The problem —
Please copy all of the lines below word for word, leaving the pictures out.

Element placement data —
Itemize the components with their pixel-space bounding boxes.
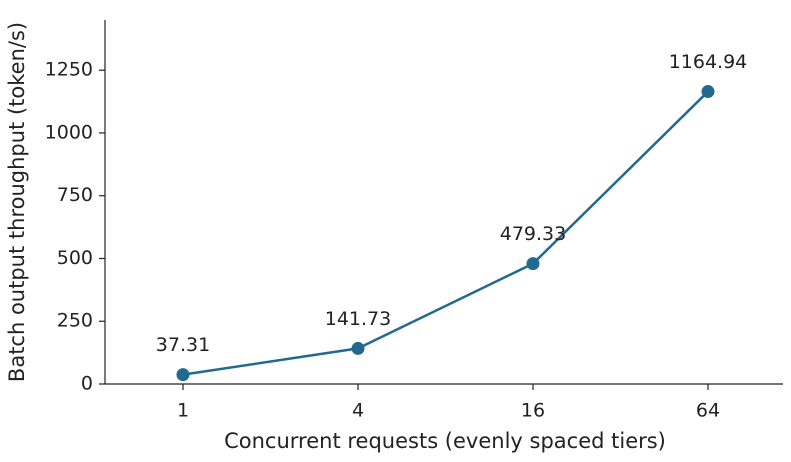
x-tick-label: 4 bbox=[352, 400, 364, 422]
point bbox=[351, 341, 365, 355]
y-tick-label: 1250 bbox=[45, 59, 93, 81]
point bbox=[176, 368, 190, 382]
y-axis-label: Batch output throughput (token/s) bbox=[5, 22, 29, 382]
data-label: 37.31 bbox=[156, 334, 210, 356]
data-label: 141.73 bbox=[325, 308, 391, 330]
y-tick-label: 750 bbox=[57, 184, 93, 206]
x-axis-label: Concurrent requests (evenly spaced tiers… bbox=[224, 429, 666, 453]
data-label: 1164.94 bbox=[669, 51, 748, 73]
y-tick-label: 1000 bbox=[45, 121, 93, 143]
x-tick-label: 64 bbox=[696, 400, 720, 422]
x-tick-label: 16 bbox=[521, 400, 545, 422]
point bbox=[701, 85, 715, 99]
x-tick-label: 1 bbox=[177, 400, 189, 422]
point bbox=[526, 257, 540, 271]
y-tick-label: 250 bbox=[57, 310, 93, 332]
data-label: 479.33 bbox=[500, 223, 566, 245]
y-tick-label: 0 bbox=[81, 373, 93, 395]
y-tick-label: 500 bbox=[57, 247, 93, 269]
line bbox=[182, 90, 709, 376]
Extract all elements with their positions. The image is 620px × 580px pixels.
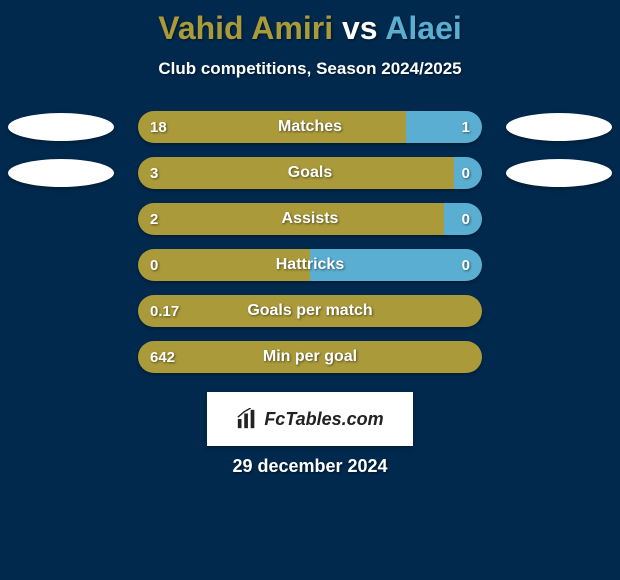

Finished exercise —
Itemize the components with their pixel-space bounding boxes.
x-tick-label: 4 bbox=[352, 400, 364, 422]
point bbox=[351, 341, 365, 355]
y-tick-label: 1250 bbox=[45, 59, 93, 81]
point bbox=[176, 368, 190, 382]
y-axis-label: Batch output throughput (token/s) bbox=[5, 22, 29, 382]
data-label: 37.31 bbox=[156, 334, 210, 356]
data-label: 141.73 bbox=[325, 308, 391, 330]
y-tick-label: 750 bbox=[57, 184, 93, 206]
x-axis-label: Concurrent requests (evenly spaced tiers… bbox=[224, 429, 666, 453]
data-label: 1164.94 bbox=[669, 51, 748, 73]
y-tick-label: 1000 bbox=[45, 121, 93, 143]
x-tick-label: 64 bbox=[696, 400, 720, 422]
x-tick-label: 16 bbox=[521, 400, 545, 422]
point bbox=[701, 85, 715, 99]
x-tick-label: 1 bbox=[177, 400, 189, 422]
point bbox=[526, 257, 540, 271]
y-tick-label: 250 bbox=[57, 310, 93, 332]
data-label: 479.33 bbox=[500, 223, 566, 245]
y-tick-label: 0 bbox=[81, 373, 93, 395]
y-tick-label: 500 bbox=[57, 247, 93, 269]
line bbox=[182, 90, 709, 376]
Extract all elements with their positions. The image is 620px × 580px pixels.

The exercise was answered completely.